Given instruction:
From the entries that follow, gather each line holding the word "placement".

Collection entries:
* * *
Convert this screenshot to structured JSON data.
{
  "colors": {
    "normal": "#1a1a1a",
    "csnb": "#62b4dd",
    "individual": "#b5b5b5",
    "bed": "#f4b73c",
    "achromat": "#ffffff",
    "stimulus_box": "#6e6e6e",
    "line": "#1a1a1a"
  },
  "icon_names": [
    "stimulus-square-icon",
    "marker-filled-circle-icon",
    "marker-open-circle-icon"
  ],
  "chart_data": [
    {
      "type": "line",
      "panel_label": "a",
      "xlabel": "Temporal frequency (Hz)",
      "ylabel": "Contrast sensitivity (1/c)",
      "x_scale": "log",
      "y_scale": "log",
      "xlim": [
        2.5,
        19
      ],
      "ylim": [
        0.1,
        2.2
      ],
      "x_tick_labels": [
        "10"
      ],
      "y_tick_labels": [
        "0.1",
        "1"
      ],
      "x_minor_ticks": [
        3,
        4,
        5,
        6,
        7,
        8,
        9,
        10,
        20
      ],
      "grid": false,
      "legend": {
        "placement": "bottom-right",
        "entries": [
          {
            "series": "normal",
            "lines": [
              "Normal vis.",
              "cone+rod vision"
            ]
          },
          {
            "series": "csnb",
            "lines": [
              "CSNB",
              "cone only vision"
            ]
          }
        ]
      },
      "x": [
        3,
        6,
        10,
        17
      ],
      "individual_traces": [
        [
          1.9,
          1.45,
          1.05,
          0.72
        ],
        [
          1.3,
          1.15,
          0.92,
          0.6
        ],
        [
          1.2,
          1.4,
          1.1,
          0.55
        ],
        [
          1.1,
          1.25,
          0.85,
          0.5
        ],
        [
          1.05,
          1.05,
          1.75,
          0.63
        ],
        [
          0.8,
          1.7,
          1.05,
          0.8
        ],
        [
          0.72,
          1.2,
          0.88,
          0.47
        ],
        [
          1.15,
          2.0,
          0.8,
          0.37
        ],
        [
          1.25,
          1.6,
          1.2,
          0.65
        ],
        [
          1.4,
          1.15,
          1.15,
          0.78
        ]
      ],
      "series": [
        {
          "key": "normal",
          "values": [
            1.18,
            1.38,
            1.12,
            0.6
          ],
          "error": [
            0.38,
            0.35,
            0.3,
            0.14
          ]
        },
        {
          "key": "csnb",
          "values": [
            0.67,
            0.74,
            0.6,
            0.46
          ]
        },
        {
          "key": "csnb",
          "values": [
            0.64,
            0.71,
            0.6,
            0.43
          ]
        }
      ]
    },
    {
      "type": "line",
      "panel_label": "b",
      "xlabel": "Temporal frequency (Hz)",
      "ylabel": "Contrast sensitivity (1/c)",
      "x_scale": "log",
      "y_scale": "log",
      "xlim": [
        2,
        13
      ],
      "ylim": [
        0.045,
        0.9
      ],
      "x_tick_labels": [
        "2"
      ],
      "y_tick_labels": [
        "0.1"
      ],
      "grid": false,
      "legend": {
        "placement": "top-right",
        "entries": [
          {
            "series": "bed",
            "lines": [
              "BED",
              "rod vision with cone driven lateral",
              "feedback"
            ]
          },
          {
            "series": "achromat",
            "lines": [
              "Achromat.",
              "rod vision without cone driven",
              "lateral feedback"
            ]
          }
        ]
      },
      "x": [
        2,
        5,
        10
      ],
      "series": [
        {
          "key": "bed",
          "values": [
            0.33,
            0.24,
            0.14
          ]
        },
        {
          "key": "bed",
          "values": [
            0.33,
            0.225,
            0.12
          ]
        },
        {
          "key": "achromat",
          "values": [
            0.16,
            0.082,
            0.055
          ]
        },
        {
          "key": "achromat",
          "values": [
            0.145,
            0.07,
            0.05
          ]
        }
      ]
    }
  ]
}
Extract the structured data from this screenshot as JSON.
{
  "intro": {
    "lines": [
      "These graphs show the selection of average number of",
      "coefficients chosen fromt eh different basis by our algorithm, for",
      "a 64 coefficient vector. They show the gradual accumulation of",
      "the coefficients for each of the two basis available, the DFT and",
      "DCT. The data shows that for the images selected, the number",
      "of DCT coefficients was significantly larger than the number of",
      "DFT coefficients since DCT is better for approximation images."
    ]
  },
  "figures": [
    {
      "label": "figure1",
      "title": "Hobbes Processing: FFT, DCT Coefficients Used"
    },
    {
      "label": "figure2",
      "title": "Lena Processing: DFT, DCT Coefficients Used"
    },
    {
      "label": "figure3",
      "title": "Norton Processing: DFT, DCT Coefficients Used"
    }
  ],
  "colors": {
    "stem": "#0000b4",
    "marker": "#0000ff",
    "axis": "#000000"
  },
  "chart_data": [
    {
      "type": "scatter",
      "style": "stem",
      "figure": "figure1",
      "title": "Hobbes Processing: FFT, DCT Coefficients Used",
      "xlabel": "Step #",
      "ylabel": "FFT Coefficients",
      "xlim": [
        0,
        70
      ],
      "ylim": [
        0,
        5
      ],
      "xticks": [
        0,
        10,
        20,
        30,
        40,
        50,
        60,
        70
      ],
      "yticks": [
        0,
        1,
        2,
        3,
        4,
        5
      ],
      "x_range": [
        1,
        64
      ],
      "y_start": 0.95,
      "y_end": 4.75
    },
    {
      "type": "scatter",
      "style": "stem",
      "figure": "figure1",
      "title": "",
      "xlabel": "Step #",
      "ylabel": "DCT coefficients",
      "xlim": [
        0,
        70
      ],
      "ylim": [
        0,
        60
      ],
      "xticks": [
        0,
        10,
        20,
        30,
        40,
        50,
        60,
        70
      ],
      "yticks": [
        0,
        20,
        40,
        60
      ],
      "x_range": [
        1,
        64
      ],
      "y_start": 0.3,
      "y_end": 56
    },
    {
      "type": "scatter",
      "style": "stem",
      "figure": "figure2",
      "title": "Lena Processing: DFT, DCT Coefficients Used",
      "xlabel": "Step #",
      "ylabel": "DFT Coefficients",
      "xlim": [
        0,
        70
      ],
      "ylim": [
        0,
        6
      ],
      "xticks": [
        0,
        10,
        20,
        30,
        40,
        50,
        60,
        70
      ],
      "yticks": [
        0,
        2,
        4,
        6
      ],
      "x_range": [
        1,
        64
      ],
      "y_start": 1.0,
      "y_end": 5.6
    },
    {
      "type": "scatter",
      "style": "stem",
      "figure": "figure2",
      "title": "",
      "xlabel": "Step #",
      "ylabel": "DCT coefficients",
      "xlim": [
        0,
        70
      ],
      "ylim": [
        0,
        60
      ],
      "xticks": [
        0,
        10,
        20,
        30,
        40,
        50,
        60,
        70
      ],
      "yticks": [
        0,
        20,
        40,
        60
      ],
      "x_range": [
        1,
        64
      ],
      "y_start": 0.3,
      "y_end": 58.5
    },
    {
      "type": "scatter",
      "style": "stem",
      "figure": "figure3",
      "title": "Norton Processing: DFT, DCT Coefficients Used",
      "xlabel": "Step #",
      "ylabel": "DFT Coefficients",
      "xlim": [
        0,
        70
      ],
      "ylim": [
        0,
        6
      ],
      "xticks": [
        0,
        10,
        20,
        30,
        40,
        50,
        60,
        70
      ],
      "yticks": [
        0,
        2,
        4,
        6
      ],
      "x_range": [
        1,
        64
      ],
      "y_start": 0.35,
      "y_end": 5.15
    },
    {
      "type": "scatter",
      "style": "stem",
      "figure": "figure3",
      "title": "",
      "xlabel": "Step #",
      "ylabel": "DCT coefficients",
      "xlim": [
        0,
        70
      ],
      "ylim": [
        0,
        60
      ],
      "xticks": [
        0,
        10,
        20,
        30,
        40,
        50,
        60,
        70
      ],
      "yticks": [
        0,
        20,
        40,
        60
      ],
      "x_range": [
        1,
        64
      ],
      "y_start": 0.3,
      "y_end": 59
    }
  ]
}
* * *
Answer to this exercise:
        "placement": "bottom-right",
        "placement": "top-right",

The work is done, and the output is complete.